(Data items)
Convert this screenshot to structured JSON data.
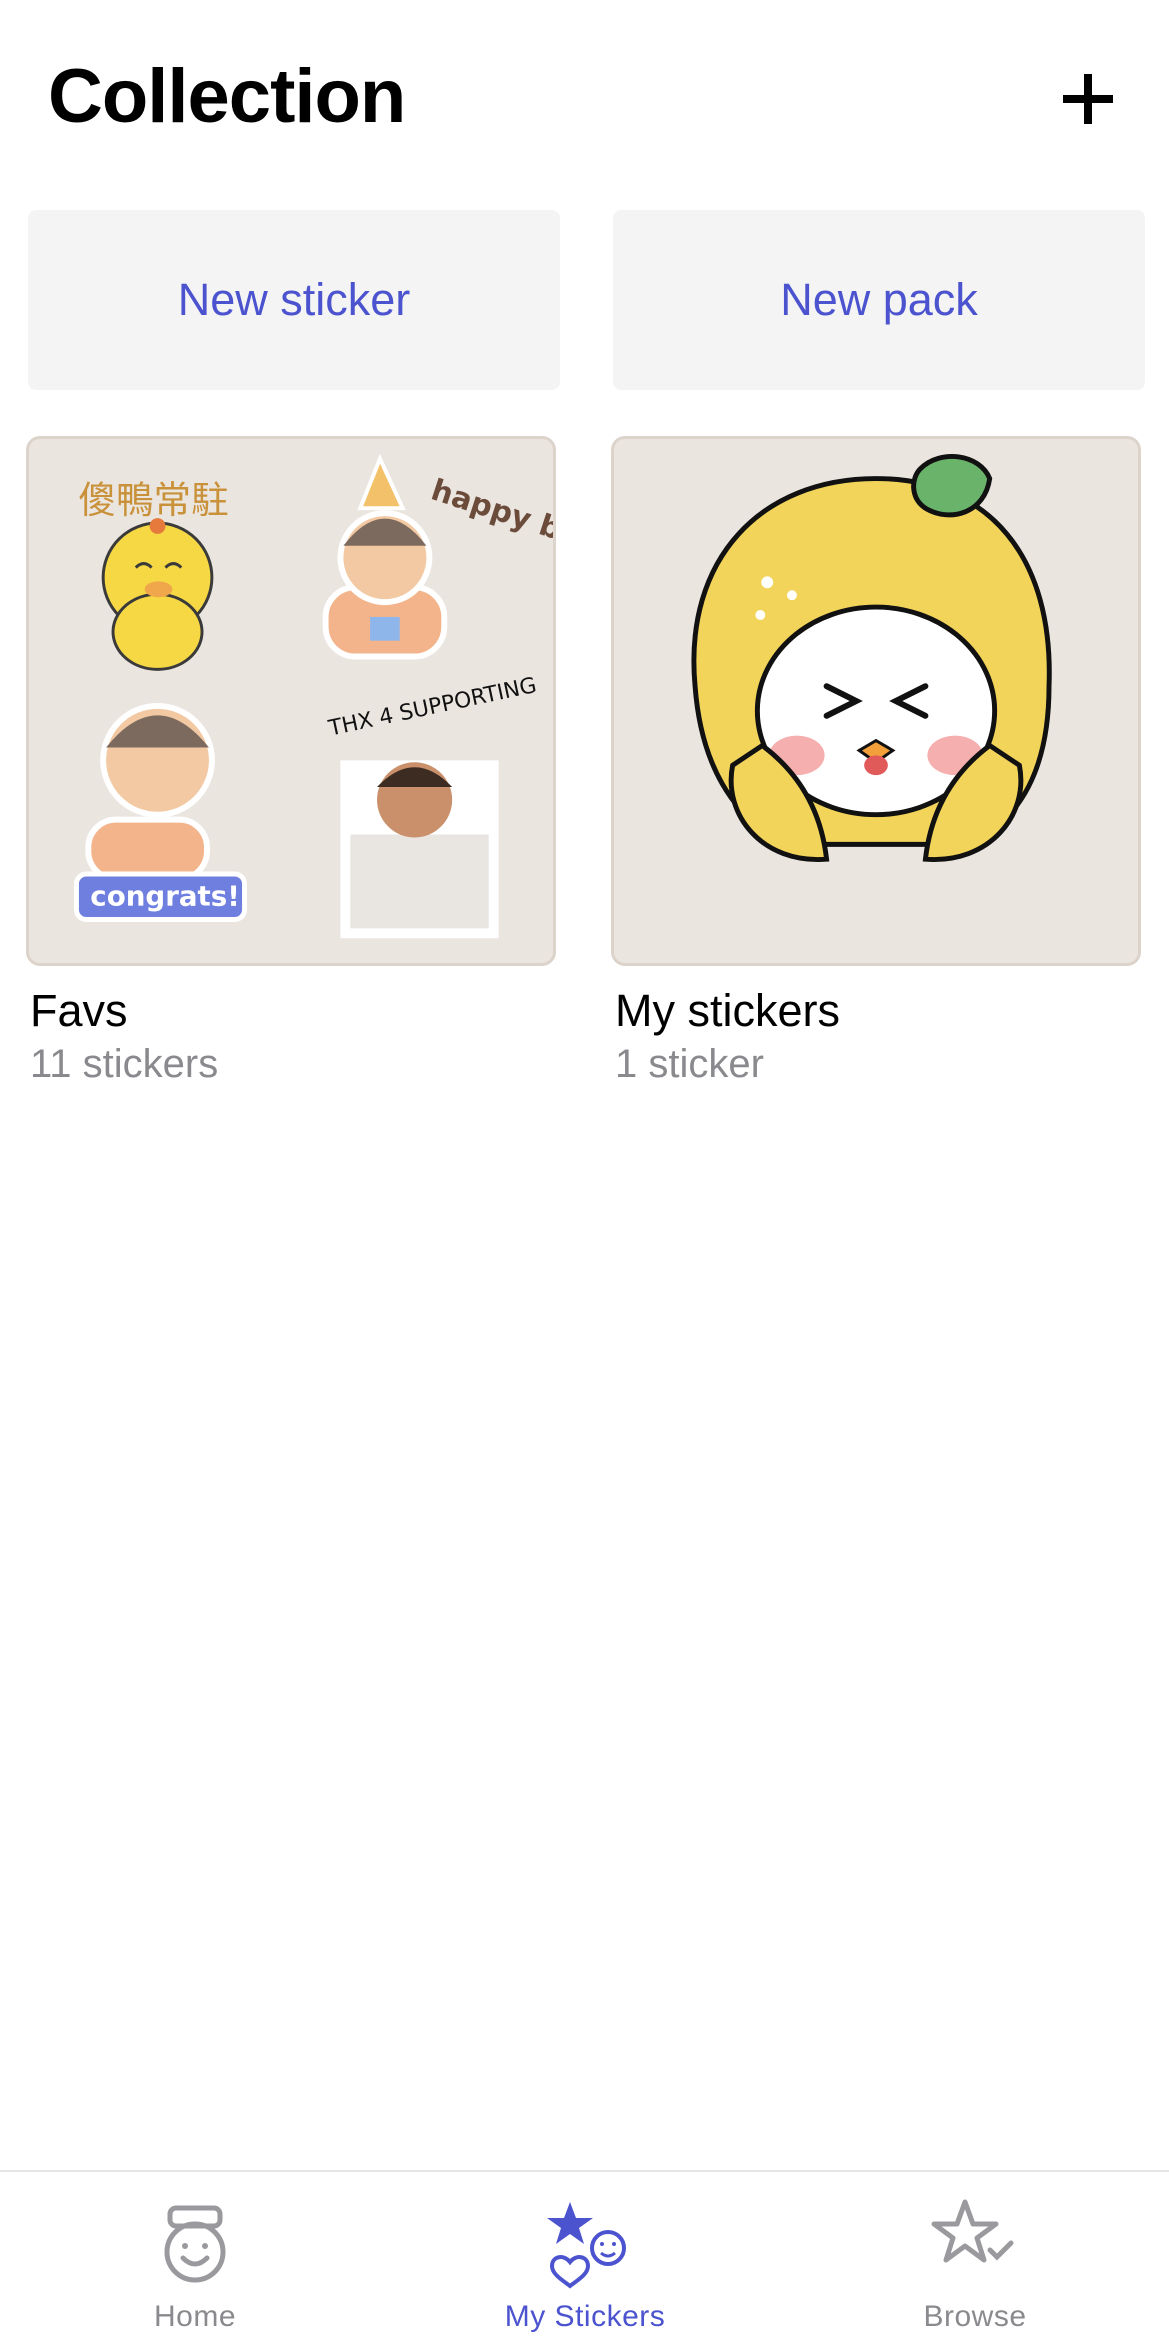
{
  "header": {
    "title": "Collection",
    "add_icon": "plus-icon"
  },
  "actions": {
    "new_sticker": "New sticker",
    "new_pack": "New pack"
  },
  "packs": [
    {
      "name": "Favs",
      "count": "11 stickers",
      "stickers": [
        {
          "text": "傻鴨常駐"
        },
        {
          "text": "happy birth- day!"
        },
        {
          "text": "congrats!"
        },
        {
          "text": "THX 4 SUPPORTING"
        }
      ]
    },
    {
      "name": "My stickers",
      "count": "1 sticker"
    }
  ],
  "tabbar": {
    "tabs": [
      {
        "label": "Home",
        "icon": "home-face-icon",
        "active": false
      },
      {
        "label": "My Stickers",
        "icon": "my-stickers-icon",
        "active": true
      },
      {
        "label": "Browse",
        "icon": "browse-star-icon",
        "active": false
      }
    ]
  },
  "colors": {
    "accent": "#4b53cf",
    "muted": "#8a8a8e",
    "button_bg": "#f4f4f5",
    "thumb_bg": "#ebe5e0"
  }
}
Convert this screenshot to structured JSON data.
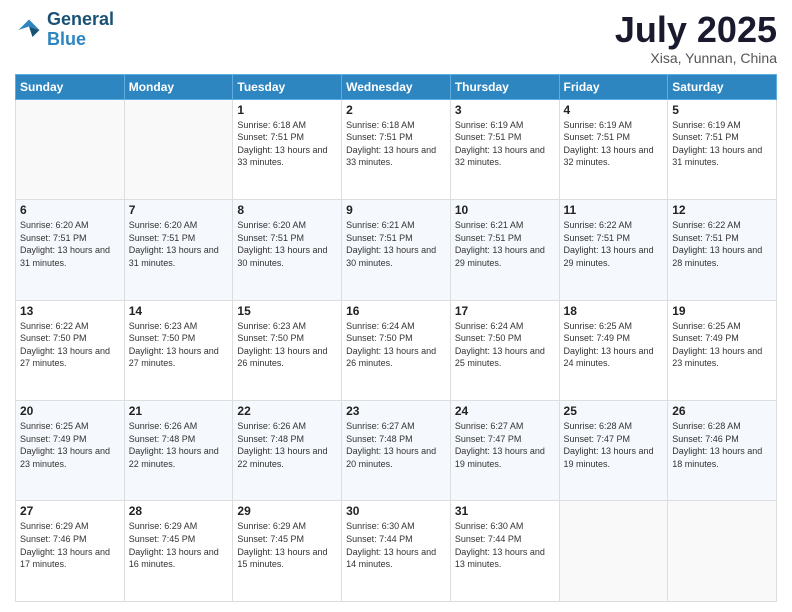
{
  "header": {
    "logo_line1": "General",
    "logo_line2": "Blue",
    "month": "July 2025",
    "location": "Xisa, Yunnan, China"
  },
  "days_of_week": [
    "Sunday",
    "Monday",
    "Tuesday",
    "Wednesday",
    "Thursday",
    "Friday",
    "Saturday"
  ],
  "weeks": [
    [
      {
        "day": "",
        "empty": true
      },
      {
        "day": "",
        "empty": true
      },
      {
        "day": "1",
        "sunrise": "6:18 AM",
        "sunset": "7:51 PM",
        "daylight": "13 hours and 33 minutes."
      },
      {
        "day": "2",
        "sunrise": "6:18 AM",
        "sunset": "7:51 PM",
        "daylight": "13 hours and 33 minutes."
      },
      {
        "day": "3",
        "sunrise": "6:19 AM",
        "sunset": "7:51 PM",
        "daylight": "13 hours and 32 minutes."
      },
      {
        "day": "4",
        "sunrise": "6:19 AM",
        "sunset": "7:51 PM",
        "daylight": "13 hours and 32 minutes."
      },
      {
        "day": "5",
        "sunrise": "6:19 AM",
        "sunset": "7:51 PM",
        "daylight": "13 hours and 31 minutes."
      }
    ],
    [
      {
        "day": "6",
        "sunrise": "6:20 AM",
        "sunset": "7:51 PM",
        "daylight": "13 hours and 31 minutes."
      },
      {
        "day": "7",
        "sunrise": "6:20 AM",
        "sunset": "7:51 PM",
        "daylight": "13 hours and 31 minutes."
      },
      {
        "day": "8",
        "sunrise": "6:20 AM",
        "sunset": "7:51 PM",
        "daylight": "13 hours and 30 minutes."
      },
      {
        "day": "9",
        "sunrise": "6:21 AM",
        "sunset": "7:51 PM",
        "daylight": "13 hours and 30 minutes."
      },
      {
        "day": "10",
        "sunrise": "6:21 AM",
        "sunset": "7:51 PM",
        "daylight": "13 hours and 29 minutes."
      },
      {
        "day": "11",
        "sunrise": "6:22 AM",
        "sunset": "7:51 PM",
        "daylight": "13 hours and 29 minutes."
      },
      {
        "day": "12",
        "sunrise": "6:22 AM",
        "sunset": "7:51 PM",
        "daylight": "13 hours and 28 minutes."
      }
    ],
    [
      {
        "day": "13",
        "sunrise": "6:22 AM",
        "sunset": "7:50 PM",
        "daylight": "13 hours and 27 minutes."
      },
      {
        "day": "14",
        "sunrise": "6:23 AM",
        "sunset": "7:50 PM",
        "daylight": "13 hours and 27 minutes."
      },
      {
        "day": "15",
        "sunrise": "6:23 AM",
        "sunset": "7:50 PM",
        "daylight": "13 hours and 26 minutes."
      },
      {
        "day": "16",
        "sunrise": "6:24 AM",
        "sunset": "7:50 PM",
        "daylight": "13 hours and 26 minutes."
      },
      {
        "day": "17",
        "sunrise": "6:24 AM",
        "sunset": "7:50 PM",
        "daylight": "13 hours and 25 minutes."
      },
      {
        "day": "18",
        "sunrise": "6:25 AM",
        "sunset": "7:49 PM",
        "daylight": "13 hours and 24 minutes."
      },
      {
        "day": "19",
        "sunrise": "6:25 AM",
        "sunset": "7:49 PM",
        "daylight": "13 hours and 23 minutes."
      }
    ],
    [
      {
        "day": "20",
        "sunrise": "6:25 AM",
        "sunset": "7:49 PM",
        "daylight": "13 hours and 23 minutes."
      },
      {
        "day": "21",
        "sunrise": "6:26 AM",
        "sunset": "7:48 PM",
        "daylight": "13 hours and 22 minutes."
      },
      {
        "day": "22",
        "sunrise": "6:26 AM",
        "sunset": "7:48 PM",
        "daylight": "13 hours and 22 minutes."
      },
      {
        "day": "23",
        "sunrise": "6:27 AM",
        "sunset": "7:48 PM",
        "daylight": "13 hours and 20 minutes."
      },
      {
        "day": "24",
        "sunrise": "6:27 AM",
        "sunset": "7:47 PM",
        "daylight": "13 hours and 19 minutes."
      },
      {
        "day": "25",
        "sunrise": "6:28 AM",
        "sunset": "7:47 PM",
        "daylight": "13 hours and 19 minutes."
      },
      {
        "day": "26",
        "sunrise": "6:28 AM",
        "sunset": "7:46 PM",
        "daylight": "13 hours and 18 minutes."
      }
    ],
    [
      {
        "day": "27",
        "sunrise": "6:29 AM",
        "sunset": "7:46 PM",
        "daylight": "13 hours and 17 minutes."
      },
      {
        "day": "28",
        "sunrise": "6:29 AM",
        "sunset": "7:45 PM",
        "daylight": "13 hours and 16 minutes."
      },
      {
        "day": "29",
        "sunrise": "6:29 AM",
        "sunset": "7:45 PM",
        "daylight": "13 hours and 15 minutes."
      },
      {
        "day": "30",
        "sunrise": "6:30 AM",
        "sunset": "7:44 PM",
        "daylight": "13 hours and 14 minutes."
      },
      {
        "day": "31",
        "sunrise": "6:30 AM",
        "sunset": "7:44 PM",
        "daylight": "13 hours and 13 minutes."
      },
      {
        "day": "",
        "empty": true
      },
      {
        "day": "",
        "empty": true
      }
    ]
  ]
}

• WHAT YOU SHOULD DO: Extract the full listing exactly, with the pictures left out.

• EXPECTED ANSWER:
Convert this screenshot to structured JSON data.
{
  "header": {
    "title": "Collection",
    "add_icon": "plus-icon"
  },
  "actions": {
    "new_sticker": "New sticker",
    "new_pack": "New pack"
  },
  "packs": [
    {
      "name": "Favs",
      "count": "11 stickers",
      "stickers": [
        {
          "text": "傻鴨常駐"
        },
        {
          "text": "happy birth- day!"
        },
        {
          "text": "congrats!"
        },
        {
          "text": "THX 4 SUPPORTING"
        }
      ]
    },
    {
      "name": "My stickers",
      "count": "1 sticker"
    }
  ],
  "tabbar": {
    "tabs": [
      {
        "label": "Home",
        "icon": "home-face-icon",
        "active": false
      },
      {
        "label": "My Stickers",
        "icon": "my-stickers-icon",
        "active": true
      },
      {
        "label": "Browse",
        "icon": "browse-star-icon",
        "active": false
      }
    ]
  },
  "colors": {
    "accent": "#4b53cf",
    "muted": "#8a8a8e",
    "button_bg": "#f4f4f5",
    "thumb_bg": "#ebe5e0"
  }
}
Convert this screenshot to structured JSON data.
{
  "header": {
    "logo_line1": "General",
    "logo_line2": "Blue",
    "month": "July 2025",
    "location": "Xisa, Yunnan, China"
  },
  "days_of_week": [
    "Sunday",
    "Monday",
    "Tuesday",
    "Wednesday",
    "Thursday",
    "Friday",
    "Saturday"
  ],
  "weeks": [
    [
      {
        "day": "",
        "empty": true
      },
      {
        "day": "",
        "empty": true
      },
      {
        "day": "1",
        "sunrise": "6:18 AM",
        "sunset": "7:51 PM",
        "daylight": "13 hours and 33 minutes."
      },
      {
        "day": "2",
        "sunrise": "6:18 AM",
        "sunset": "7:51 PM",
        "daylight": "13 hours and 33 minutes."
      },
      {
        "day": "3",
        "sunrise": "6:19 AM",
        "sunset": "7:51 PM",
        "daylight": "13 hours and 32 minutes."
      },
      {
        "day": "4",
        "sunrise": "6:19 AM",
        "sunset": "7:51 PM",
        "daylight": "13 hours and 32 minutes."
      },
      {
        "day": "5",
        "sunrise": "6:19 AM",
        "sunset": "7:51 PM",
        "daylight": "13 hours and 31 minutes."
      }
    ],
    [
      {
        "day": "6",
        "sunrise": "6:20 AM",
        "sunset": "7:51 PM",
        "daylight": "13 hours and 31 minutes."
      },
      {
        "day": "7",
        "sunrise": "6:20 AM",
        "sunset": "7:51 PM",
        "daylight": "13 hours and 31 minutes."
      },
      {
        "day": "8",
        "sunrise": "6:20 AM",
        "sunset": "7:51 PM",
        "daylight": "13 hours and 30 minutes."
      },
      {
        "day": "9",
        "sunrise": "6:21 AM",
        "sunset": "7:51 PM",
        "daylight": "13 hours and 30 minutes."
      },
      {
        "day": "10",
        "sunrise": "6:21 AM",
        "sunset": "7:51 PM",
        "daylight": "13 hours and 29 minutes."
      },
      {
        "day": "11",
        "sunrise": "6:22 AM",
        "sunset": "7:51 PM",
        "daylight": "13 hours and 29 minutes."
      },
      {
        "day": "12",
        "sunrise": "6:22 AM",
        "sunset": "7:51 PM",
        "daylight": "13 hours and 28 minutes."
      }
    ],
    [
      {
        "day": "13",
        "sunrise": "6:22 AM",
        "sunset": "7:50 PM",
        "daylight": "13 hours and 27 minutes."
      },
      {
        "day": "14",
        "sunrise": "6:23 AM",
        "sunset": "7:50 PM",
        "daylight": "13 hours and 27 minutes."
      },
      {
        "day": "15",
        "sunrise": "6:23 AM",
        "sunset": "7:50 PM",
        "daylight": "13 hours and 26 minutes."
      },
      {
        "day": "16",
        "sunrise": "6:24 AM",
        "sunset": "7:50 PM",
        "daylight": "13 hours and 26 minutes."
      },
      {
        "day": "17",
        "sunrise": "6:24 AM",
        "sunset": "7:50 PM",
        "daylight": "13 hours and 25 minutes."
      },
      {
        "day": "18",
        "sunrise": "6:25 AM",
        "sunset": "7:49 PM",
        "daylight": "13 hours and 24 minutes."
      },
      {
        "day": "19",
        "sunrise": "6:25 AM",
        "sunset": "7:49 PM",
        "daylight": "13 hours and 23 minutes."
      }
    ],
    [
      {
        "day": "20",
        "sunrise": "6:25 AM",
        "sunset": "7:49 PM",
        "daylight": "13 hours and 23 minutes."
      },
      {
        "day": "21",
        "sunrise": "6:26 AM",
        "sunset": "7:48 PM",
        "daylight": "13 hours and 22 minutes."
      },
      {
        "day": "22",
        "sunrise": "6:26 AM",
        "sunset": "7:48 PM",
        "daylight": "13 hours and 22 minutes."
      },
      {
        "day": "23",
        "sunrise": "6:27 AM",
        "sunset": "7:48 PM",
        "daylight": "13 hours and 20 minutes."
      },
      {
        "day": "24",
        "sunrise": "6:27 AM",
        "sunset": "7:47 PM",
        "daylight": "13 hours and 19 minutes."
      },
      {
        "day": "25",
        "sunrise": "6:28 AM",
        "sunset": "7:47 PM",
        "daylight": "13 hours and 19 minutes."
      },
      {
        "day": "26",
        "sunrise": "6:28 AM",
        "sunset": "7:46 PM",
        "daylight": "13 hours and 18 minutes."
      }
    ],
    [
      {
        "day": "27",
        "sunrise": "6:29 AM",
        "sunset": "7:46 PM",
        "daylight": "13 hours and 17 minutes."
      },
      {
        "day": "28",
        "sunrise": "6:29 AM",
        "sunset": "7:45 PM",
        "daylight": "13 hours and 16 minutes."
      },
      {
        "day": "29",
        "sunrise": "6:29 AM",
        "sunset": "7:45 PM",
        "daylight": "13 hours and 15 minutes."
      },
      {
        "day": "30",
        "sunrise": "6:30 AM",
        "sunset": "7:44 PM",
        "daylight": "13 hours and 14 minutes."
      },
      {
        "day": "31",
        "sunrise": "6:30 AM",
        "sunset": "7:44 PM",
        "daylight": "13 hours and 13 minutes."
      },
      {
        "day": "",
        "empty": true
      },
      {
        "day": "",
        "empty": true
      }
    ]
  ]
}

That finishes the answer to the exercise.